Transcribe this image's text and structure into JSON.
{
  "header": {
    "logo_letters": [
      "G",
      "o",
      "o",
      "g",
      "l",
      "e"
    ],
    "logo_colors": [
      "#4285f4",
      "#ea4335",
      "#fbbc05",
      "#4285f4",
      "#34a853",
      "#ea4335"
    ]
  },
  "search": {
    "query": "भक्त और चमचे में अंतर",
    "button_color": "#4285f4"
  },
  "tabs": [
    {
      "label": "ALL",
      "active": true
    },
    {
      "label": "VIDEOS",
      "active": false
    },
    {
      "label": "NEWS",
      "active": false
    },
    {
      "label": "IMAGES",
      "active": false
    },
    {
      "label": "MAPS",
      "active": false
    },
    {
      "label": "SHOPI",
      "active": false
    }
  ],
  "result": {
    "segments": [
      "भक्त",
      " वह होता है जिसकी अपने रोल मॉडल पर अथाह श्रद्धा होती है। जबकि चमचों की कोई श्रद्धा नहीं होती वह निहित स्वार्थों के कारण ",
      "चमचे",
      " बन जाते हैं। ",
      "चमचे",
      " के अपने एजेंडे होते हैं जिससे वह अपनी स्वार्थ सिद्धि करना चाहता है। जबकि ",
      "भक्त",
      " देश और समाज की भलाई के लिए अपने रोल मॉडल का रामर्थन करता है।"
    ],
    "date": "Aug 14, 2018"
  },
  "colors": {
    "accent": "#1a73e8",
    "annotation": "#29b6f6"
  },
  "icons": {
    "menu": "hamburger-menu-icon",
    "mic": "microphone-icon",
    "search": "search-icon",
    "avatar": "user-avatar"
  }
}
...
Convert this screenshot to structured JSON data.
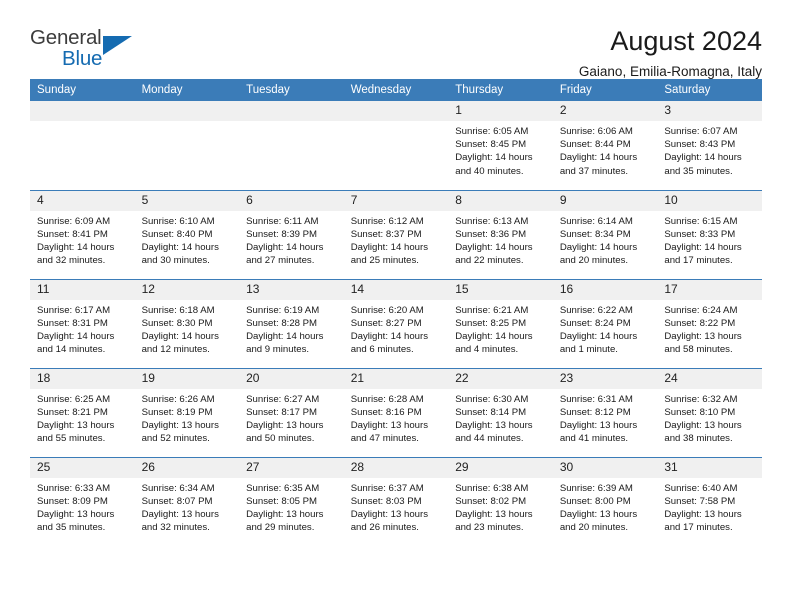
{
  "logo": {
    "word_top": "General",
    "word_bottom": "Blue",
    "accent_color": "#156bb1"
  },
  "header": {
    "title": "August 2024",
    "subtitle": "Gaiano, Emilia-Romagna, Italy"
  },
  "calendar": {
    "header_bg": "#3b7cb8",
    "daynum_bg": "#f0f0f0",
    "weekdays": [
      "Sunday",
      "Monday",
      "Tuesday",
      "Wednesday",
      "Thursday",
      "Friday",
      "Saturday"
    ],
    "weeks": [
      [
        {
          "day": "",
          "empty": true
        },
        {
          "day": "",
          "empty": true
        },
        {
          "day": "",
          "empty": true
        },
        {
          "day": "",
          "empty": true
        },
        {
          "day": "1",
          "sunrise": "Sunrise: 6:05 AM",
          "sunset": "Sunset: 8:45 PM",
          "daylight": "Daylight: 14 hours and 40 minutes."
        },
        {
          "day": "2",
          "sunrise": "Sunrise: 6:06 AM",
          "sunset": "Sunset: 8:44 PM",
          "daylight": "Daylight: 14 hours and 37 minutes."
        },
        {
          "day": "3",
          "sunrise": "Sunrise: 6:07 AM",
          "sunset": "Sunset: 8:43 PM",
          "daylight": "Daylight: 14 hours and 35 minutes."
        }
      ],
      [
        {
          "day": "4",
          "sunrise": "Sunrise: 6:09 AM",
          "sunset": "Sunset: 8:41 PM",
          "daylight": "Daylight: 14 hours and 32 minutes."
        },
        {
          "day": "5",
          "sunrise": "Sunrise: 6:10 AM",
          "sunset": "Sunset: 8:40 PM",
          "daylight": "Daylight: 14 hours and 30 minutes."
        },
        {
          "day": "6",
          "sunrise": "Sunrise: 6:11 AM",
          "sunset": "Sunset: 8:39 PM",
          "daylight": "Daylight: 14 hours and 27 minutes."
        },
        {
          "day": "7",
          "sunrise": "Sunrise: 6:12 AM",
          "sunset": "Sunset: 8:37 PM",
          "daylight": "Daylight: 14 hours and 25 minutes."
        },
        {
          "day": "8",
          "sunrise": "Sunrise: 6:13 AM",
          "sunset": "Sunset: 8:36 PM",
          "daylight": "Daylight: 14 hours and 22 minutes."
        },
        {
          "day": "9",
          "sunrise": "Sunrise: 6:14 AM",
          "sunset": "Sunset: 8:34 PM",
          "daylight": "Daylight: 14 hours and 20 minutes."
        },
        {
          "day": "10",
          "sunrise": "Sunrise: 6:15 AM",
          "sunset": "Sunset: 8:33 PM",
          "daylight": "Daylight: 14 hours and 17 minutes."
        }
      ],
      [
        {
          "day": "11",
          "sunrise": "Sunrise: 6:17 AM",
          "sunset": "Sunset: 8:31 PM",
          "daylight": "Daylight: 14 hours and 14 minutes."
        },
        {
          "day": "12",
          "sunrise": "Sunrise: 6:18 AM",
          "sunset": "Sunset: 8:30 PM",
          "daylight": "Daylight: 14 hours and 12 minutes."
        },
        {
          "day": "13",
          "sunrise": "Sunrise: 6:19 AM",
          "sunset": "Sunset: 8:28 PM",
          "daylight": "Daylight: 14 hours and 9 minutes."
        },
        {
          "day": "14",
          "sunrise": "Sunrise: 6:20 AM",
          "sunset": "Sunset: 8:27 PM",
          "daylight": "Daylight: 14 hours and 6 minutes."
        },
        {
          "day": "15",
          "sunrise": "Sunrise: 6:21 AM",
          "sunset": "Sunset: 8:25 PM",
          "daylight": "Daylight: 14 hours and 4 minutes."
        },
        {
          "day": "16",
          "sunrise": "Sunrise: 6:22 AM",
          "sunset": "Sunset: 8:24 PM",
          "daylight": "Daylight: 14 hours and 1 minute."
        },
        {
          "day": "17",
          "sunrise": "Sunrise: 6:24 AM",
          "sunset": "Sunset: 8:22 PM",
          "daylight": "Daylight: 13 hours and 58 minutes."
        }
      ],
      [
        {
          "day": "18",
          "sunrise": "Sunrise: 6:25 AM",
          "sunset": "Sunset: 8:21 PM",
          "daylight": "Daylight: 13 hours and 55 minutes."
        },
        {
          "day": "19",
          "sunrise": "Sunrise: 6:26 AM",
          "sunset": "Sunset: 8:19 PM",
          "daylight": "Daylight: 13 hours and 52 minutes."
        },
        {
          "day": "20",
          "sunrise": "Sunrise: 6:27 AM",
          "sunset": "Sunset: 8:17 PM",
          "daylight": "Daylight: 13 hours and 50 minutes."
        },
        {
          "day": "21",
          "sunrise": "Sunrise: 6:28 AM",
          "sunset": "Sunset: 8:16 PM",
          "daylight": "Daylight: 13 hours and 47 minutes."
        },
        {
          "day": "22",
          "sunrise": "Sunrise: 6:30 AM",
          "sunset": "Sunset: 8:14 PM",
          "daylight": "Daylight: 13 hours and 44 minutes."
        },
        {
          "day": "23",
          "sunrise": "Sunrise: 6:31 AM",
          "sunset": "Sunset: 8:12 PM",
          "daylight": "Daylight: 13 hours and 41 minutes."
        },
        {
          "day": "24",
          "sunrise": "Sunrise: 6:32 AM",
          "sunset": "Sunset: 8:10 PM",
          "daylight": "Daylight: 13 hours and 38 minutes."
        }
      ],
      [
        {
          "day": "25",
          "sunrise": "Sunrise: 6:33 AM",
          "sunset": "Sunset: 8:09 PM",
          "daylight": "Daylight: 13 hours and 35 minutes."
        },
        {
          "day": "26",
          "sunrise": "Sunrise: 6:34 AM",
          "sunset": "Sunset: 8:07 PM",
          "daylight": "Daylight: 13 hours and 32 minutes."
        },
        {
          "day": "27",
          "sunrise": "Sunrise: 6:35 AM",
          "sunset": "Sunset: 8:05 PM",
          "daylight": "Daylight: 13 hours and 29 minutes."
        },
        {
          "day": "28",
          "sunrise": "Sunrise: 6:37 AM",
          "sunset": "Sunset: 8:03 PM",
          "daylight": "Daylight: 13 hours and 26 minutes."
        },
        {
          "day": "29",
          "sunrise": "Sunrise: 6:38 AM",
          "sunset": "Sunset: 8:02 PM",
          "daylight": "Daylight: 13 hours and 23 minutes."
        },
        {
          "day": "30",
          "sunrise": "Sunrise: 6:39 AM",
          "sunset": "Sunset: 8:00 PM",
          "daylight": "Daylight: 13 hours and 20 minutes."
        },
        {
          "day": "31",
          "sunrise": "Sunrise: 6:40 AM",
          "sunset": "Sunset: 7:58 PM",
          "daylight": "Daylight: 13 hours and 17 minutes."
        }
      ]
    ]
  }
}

> [EXERCISE PROMPT]: Gather every line from the entries above where the word "JSON" appears, and copy them.

> [SOLUTION FOR THIS TASK]:
Transcribe this image's text and structure into JSON.
Convert this screenshot to structured JSON data.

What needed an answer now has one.